◆ WHAT IS REQUIRED
The answer is one number: how many lines hold the string "Chief".

====== RAW RECORDS

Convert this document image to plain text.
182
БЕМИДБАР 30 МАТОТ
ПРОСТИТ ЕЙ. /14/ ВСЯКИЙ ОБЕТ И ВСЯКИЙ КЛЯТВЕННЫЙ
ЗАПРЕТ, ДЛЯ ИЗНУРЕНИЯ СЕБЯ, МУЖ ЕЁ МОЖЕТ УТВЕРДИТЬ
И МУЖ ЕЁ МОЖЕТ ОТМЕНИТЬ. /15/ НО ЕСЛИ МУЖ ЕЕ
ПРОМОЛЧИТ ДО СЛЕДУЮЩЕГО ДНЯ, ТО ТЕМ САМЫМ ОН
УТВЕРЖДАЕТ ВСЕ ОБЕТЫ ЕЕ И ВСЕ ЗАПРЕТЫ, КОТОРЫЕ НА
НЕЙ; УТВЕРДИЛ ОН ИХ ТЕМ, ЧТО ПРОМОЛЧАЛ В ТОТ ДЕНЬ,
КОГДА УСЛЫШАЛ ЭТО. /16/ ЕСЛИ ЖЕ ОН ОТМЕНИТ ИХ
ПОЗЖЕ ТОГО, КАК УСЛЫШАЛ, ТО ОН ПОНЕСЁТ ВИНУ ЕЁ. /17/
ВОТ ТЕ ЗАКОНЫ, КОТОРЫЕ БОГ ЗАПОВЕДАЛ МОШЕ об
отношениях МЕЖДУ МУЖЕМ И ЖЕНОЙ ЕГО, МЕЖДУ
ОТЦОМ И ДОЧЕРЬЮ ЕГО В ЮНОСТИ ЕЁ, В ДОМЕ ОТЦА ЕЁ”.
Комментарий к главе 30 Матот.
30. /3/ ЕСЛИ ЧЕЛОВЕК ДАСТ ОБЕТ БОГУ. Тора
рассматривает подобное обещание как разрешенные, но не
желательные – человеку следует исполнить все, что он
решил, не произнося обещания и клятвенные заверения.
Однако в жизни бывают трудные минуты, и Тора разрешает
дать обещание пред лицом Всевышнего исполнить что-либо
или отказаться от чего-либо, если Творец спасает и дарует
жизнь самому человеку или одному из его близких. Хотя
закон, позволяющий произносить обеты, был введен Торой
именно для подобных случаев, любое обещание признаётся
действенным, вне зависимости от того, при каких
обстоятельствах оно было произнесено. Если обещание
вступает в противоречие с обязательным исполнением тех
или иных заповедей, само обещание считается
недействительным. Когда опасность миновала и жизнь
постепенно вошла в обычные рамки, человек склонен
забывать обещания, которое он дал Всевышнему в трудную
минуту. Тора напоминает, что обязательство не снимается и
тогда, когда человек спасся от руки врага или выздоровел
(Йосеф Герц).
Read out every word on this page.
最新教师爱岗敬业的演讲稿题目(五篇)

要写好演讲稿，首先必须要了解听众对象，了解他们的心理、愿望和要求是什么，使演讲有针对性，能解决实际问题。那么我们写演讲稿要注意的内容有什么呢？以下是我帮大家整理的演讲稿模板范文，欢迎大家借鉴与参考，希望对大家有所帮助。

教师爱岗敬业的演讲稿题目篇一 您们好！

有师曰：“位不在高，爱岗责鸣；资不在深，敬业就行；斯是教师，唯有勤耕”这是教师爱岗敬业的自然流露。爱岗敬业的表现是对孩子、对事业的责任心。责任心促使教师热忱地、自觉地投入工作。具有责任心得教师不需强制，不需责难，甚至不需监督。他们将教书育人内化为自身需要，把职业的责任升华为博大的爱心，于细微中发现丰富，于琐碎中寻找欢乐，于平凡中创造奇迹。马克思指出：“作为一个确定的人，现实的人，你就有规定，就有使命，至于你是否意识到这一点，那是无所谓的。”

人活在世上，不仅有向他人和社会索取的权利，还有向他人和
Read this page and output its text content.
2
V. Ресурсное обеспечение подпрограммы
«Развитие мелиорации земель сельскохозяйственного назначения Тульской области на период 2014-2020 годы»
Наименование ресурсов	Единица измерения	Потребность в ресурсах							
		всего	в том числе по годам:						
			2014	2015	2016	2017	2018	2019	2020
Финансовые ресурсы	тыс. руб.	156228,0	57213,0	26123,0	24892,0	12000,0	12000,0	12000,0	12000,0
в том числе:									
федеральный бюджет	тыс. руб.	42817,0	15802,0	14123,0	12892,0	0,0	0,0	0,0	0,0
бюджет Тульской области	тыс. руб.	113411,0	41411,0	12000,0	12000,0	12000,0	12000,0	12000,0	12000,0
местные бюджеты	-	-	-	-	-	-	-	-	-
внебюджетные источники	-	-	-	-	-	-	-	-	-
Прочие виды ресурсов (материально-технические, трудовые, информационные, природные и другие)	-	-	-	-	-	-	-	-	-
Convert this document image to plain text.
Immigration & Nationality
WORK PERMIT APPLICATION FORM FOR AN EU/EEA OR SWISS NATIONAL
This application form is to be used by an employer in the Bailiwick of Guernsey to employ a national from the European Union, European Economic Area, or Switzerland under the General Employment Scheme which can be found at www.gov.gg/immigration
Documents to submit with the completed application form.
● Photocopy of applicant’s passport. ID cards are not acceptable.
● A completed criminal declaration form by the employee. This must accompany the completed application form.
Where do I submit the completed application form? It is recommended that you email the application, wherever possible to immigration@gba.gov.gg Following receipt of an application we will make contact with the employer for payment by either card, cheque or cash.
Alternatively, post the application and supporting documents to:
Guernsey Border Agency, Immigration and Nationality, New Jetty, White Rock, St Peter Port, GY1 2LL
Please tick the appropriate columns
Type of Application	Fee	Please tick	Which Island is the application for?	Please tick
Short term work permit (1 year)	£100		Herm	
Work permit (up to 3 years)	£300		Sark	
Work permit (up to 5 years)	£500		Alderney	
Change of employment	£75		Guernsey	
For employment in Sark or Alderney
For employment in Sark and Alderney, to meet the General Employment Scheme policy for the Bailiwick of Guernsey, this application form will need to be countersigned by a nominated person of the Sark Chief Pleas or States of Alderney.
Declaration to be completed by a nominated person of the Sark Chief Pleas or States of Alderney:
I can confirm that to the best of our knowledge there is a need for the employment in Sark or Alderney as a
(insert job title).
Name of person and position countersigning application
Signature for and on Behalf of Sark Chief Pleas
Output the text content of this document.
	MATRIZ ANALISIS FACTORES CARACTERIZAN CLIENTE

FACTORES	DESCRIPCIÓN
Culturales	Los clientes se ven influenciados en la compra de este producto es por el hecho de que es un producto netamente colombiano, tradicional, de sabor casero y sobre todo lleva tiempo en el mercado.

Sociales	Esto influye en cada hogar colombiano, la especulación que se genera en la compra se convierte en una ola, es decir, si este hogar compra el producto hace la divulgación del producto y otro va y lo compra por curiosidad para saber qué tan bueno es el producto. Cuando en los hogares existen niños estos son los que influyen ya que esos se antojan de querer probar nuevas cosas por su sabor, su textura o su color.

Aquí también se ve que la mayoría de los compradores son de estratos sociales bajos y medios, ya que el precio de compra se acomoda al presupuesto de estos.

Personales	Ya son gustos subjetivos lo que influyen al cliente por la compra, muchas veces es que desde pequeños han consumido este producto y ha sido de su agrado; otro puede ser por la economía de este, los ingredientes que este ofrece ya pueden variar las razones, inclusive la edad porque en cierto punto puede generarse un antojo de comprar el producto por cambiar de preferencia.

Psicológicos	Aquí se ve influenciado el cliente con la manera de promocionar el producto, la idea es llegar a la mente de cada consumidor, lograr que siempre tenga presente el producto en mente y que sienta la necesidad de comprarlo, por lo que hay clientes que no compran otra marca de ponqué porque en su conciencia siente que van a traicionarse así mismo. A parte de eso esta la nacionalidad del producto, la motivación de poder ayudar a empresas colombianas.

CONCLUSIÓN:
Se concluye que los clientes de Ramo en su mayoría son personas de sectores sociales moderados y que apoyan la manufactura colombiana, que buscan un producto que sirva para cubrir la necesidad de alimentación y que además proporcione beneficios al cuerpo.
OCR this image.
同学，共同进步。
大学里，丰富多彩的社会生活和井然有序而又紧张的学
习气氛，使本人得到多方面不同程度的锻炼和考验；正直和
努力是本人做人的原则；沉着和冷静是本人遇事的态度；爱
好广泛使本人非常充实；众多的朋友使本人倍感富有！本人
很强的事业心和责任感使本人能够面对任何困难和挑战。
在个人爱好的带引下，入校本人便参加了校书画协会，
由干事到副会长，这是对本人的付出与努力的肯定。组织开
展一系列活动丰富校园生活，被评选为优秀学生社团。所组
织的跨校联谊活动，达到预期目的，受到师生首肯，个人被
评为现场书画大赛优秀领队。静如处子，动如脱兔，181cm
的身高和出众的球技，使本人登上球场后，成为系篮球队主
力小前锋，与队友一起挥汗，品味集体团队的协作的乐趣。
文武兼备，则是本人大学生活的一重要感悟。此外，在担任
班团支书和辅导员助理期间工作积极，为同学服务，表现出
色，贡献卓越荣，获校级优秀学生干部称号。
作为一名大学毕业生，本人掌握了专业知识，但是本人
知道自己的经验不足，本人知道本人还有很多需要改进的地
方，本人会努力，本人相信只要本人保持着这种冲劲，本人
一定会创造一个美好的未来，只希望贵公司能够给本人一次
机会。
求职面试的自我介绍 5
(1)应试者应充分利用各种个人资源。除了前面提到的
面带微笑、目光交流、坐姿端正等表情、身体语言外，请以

============

◆ PROBLEM SOLUTION
3